_DATA:_
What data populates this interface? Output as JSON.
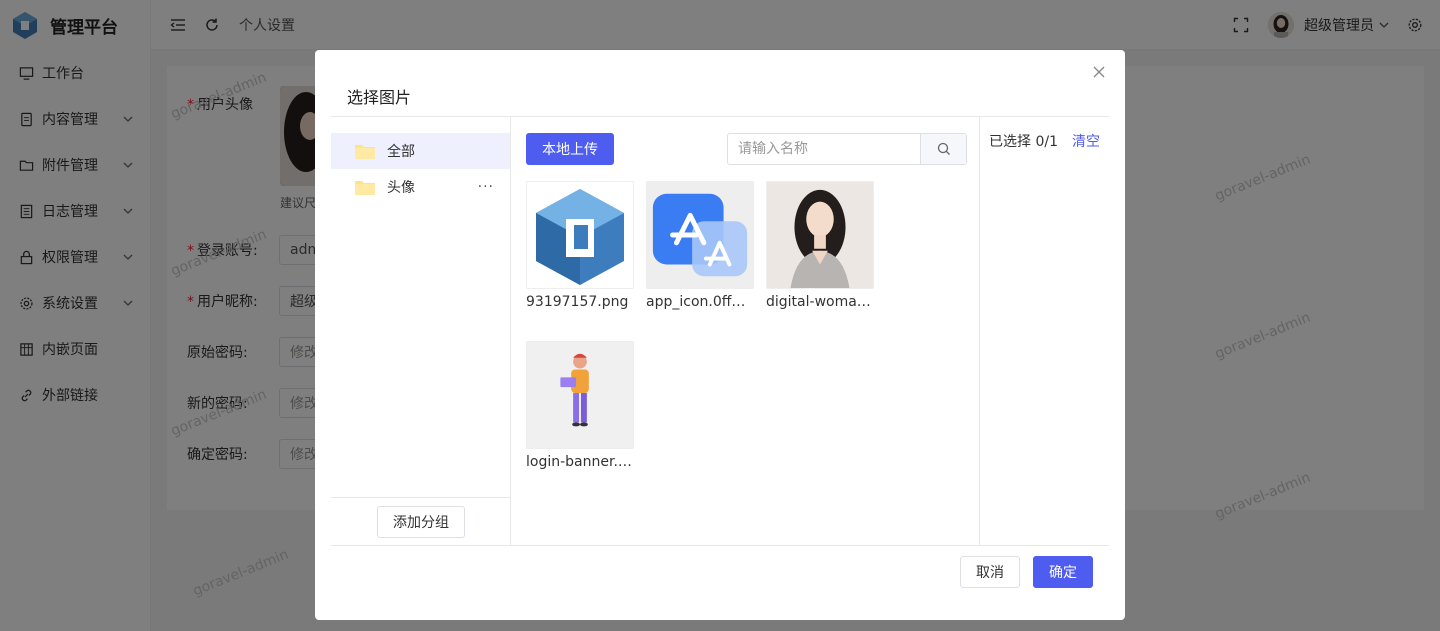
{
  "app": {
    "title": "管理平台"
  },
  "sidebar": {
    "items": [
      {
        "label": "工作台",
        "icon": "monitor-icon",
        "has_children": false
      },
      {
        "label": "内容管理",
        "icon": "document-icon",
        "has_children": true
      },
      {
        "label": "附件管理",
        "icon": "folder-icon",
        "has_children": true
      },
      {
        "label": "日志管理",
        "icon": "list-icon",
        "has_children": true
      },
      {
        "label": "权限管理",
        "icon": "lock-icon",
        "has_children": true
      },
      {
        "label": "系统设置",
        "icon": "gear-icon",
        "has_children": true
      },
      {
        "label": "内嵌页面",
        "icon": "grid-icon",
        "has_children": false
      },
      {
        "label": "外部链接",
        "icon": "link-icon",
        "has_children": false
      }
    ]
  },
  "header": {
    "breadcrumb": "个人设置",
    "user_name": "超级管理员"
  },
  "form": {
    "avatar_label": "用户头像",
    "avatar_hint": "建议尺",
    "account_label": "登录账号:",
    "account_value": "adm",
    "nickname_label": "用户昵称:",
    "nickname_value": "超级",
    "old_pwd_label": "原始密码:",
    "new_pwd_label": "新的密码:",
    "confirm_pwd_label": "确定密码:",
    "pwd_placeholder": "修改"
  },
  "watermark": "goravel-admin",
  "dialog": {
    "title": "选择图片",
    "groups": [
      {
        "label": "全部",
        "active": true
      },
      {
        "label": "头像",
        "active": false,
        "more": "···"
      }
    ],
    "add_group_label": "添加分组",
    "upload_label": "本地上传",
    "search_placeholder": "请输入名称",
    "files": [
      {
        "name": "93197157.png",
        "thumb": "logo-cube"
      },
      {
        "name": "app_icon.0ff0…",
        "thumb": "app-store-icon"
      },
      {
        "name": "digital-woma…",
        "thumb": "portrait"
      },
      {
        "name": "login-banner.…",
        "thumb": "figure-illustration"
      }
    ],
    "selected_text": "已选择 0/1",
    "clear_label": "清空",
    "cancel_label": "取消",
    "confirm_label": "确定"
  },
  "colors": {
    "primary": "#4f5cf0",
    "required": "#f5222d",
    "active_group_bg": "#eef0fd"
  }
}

_DIRECTIONS:_ Output the full set of records above without changing a word, and drop the images.

_ANSWER TO THIS PROBLEM:_
What data populates this interface? Output as JSON.
{
  "app": {
    "title": "管理平台"
  },
  "sidebar": {
    "items": [
      {
        "label": "工作台",
        "icon": "monitor-icon",
        "has_children": false
      },
      {
        "label": "内容管理",
        "icon": "document-icon",
        "has_children": true
      },
      {
        "label": "附件管理",
        "icon": "folder-icon",
        "has_children": true
      },
      {
        "label": "日志管理",
        "icon": "list-icon",
        "has_children": true
      },
      {
        "label": "权限管理",
        "icon": "lock-icon",
        "has_children": true
      },
      {
        "label": "系统设置",
        "icon": "gear-icon",
        "has_children": true
      },
      {
        "label": "内嵌页面",
        "icon": "grid-icon",
        "has_children": false
      },
      {
        "label": "外部链接",
        "icon": "link-icon",
        "has_children": false
      }
    ]
  },
  "header": {
    "breadcrumb": "个人设置",
    "user_name": "超级管理员"
  },
  "form": {
    "avatar_label": "用户头像",
    "avatar_hint": "建议尺",
    "account_label": "登录账号:",
    "account_value": "adm",
    "nickname_label": "用户昵称:",
    "nickname_value": "超级",
    "old_pwd_label": "原始密码:",
    "new_pwd_label": "新的密码:",
    "confirm_pwd_label": "确定密码:",
    "pwd_placeholder": "修改"
  },
  "watermark": "goravel-admin",
  "dialog": {
    "title": "选择图片",
    "groups": [
      {
        "label": "全部",
        "active": true
      },
      {
        "label": "头像",
        "active": false,
        "more": "···"
      }
    ],
    "add_group_label": "添加分组",
    "upload_label": "本地上传",
    "search_placeholder": "请输入名称",
    "files": [
      {
        "name": "93197157.png",
        "thumb": "logo-cube"
      },
      {
        "name": "app_icon.0ff0…",
        "thumb": "app-store-icon"
      },
      {
        "name": "digital-woma…",
        "thumb": "portrait"
      },
      {
        "name": "login-banner.…",
        "thumb": "figure-illustration"
      }
    ],
    "selected_text": "已选择 0/1",
    "clear_label": "清空",
    "cancel_label": "取消",
    "confirm_label": "确定"
  },
  "colors": {
    "primary": "#4f5cf0",
    "required": "#f5222d",
    "active_group_bg": "#eef0fd"
  }
}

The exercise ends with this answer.